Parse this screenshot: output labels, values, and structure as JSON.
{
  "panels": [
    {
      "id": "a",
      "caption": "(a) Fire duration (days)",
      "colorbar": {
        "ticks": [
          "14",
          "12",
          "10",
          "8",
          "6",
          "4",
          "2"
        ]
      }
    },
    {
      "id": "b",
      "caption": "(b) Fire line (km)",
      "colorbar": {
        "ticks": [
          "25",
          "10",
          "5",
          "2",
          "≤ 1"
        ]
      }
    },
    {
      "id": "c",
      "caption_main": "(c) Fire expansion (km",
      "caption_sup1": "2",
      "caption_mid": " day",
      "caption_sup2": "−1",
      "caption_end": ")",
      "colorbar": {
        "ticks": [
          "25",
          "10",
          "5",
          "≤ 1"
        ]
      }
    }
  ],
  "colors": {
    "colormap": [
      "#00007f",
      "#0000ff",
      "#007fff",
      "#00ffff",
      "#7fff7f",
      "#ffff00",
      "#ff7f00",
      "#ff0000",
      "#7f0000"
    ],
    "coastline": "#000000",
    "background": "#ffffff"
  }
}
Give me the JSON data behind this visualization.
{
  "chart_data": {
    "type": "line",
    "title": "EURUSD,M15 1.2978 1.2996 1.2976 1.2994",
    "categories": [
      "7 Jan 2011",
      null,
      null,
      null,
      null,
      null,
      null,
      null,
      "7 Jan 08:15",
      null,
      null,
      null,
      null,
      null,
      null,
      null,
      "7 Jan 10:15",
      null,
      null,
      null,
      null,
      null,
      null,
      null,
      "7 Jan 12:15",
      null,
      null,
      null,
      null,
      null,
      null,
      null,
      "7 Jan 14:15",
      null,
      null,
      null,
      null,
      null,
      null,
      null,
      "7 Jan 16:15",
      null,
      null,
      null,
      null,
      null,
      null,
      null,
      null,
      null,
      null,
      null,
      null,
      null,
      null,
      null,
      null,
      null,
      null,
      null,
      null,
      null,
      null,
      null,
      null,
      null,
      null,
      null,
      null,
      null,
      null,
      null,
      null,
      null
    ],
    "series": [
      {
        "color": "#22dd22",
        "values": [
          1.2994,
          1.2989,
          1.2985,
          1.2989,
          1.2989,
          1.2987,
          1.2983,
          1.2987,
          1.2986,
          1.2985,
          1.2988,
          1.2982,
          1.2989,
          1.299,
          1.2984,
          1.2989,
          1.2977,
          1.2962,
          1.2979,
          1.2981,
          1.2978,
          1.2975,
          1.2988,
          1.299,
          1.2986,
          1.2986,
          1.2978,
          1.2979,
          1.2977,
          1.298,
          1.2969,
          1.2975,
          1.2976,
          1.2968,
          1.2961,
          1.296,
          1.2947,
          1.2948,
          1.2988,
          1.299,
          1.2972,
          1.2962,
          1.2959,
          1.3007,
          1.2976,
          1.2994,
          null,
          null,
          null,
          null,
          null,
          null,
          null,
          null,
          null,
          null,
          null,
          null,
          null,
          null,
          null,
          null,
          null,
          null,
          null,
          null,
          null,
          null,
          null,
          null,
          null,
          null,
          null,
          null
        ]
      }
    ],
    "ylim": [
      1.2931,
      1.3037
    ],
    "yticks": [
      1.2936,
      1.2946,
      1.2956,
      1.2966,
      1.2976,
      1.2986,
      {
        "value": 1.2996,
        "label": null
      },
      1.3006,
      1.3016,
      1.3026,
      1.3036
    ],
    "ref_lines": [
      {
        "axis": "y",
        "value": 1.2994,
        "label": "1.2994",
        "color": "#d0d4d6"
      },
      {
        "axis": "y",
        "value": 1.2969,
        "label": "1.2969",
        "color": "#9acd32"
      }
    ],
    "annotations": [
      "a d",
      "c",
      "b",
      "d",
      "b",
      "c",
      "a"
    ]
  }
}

[TASK STATEMENT]
Lines from the records above that hold "JSON" are the ones to list.

[RESPONSE BELOW]
Parse this screenshot: output labels, values, and structure as JSON.
Give me the JSON data behind this visualization.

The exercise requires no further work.